**Objectives:**
**A.** For each statement, say whether it agrees with the housing recovery post, answering yes or no and quoting the words of the post that decide it: (i) The author's search, limited to the last 30 days, turned up 3,900 results. (ii) The current bounce in house prices is stronger than the spike of late 2009. (iii) The author says they are still a big housing bear.
**B.** In the housing recovery post, shorten the paragraph beginning "I hate to rain on the parade" and keep its main facts.
**C.** Return the passage of the housing recovery post starting with "Well, after looking" and going on through "drive in 2.", copied word for word.

**Document:**
== == ==

About that “Housing Recovery”
I am beginning to see the term “housing recovery” all over the place these days. I googled “housing recovery” and narrowed the results down to the last 30 days and 3,900 results show up. It sure seems like the “housing recovery” has become a widely accepted fact. Now, I’m no longer some big housing bear like I was for so many years. I actually don’t think there’s much downside in US residential real estate, but I also think we’re getting a bit ahead of ourselves here. Let’s take a look at the data just for some broader perspective.
The most damning chart for the “housing recovery” is house prices themselves. What’s sparked all the recovery chatter? Strangely, it’s been that 2.5% spike off the bottom. The current bounce is actually much weaker than the 6%+ spike we saw in late 2009:
Okay, but prices aren’t everything. Surely, the underlying data is starting to look better also, right? I guess it’s all relative and in this bizarro Great Recession world where “good” would have once been considered “bad”. The next few charts are just big broad housing indicators. As you can see, they’ve certainly “recovered”. Recovered right back to some of the worst levels in US history:
Housing Starts
Building Permits
New Home Sales
I hate to rain on the parade here because housing stability has been a huge factor in my “no recession” call over the last year +, but I think we have to keep some perspective here as well. I don’t know what the technical definition of a “recovery” is in economics, but this is not a “recovery”. It might be a “stabilization”, but let’s not go all crazy abusing the english language here. I was a housing bear for years and years and I am infinitely more optimistic about the state of US housing here. But let’s be honest here. This is no “housing recovery”.
















16 Comments
Housing seems to be one of the few bright spots right now.
So, our “…bright spot…” is “…back to some of the worst levels in U.S. history…”? (Or were you being facetious?)
Yes, facetious!
I have always wondered what “crawling up to reach the bottom” meant.
Well, after looking at these charts I think I “get the picture.”
I absolutely agree with everything you’re saying….but, the biggest propogators of all this “recovery” mythos are realtors, and in particular, the National Association of Realtors…luckily, though, they’re totally unbiased observers (sarcasm intended).
I’m guessing it does feel like a “recovery” from the perspective of your typically massively leveraged homeowner when their equity slice either reappears (from being underwater) or doubles etc. Is there a “law of small numbers”? If there is (or if I could call it in to being right now, as the opposite of the law of large numbers) – I think it’s that – and it covers enough of the population to be good link bait
This is like when a baseball team is down 10 runs and they drive in 2.
They aren’t in middle of a comeback, they’re attempting to mount a comeback.
Housing is recovering in the DC area. We have bidding wars again as supply shrinks below demand.
I’ve been a real estate investor for 30 years. I agree with what you say. I don’t see how we could possibly have a traditional recovery. Young people are cut off by student debt; old people are dying and downsizing. Serious damage has been done to market psychology. Real estate values are determined by incomes, which I suspect are still falling. Higher taxes, already baked in, will not help. I don’t see anything good to even mention.
Those 3 charts tracking New Homes and New Home Permits probably reflect developers who had serviced lots ready to build as we went into the pit of gloom (March 2009). Now that we no longer have extreme exuberance, developers are probably securing contracts to build as well as building on spec in areas where the finished product competes well with existing housing prices… but this mortgage application chart does not suggest a confirmed bottom is in place: http://www.calculatedriskblog.com/2012/08/mba-mortgage-applications-decrease-in.html
It looks more like a plateau without direction yet.

== == ==

**Dataset excerpt:**

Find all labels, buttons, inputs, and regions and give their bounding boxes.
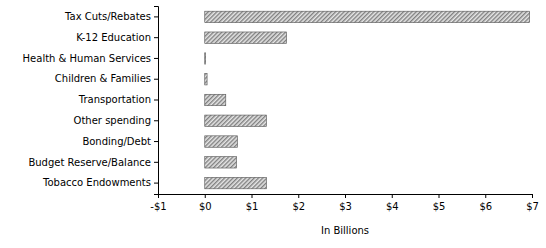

== == ==

**List of solutions:**
**A.**
(i) Yes: "narrowed the results down to the last 30 days and 3,900 results show up"
(ii) No: "The current bounce is actually much weaker than the 6%+ spike we saw in late 2009"
(iii) No: "I’m no longer some big housing bear like I was for so many years"

**B.** The author is reluctant to spoil the mood, because housing stability has been a major factor in their "no recession" call over the past year or more. Still, they want to keep perspective. They don't know the technical economic definition of a "recovery," but they say this isn't one. At most it is a "stabilization." After years as a housing bear, the author is far more optimistic about US housing now, yet insists this is no "housing recovery."

**C.**
Well, after looking at these charts I think I “get the picture.”
I absolutely agree with everything you’re saying….but, the biggest propogators of all this “recovery” mythos are realtors, and in particular, the National Association of Realtors…luckily, though, they’re totally unbiased observers (sarcasm intended).
I’m guessing it does feel like a “recovery” from the perspective of your typically massively leveraged homeowner when their equity slice either reappears (from being underwater) or doubles etc. Is there a “law of small numbers”? If there is (or if I could call it in to being right now, as the opposite of the law of large numbers) – I think it’s that – and it covers enough of the population to be good link bait
This is like when a baseball team is down 10 runs and they drive in 2.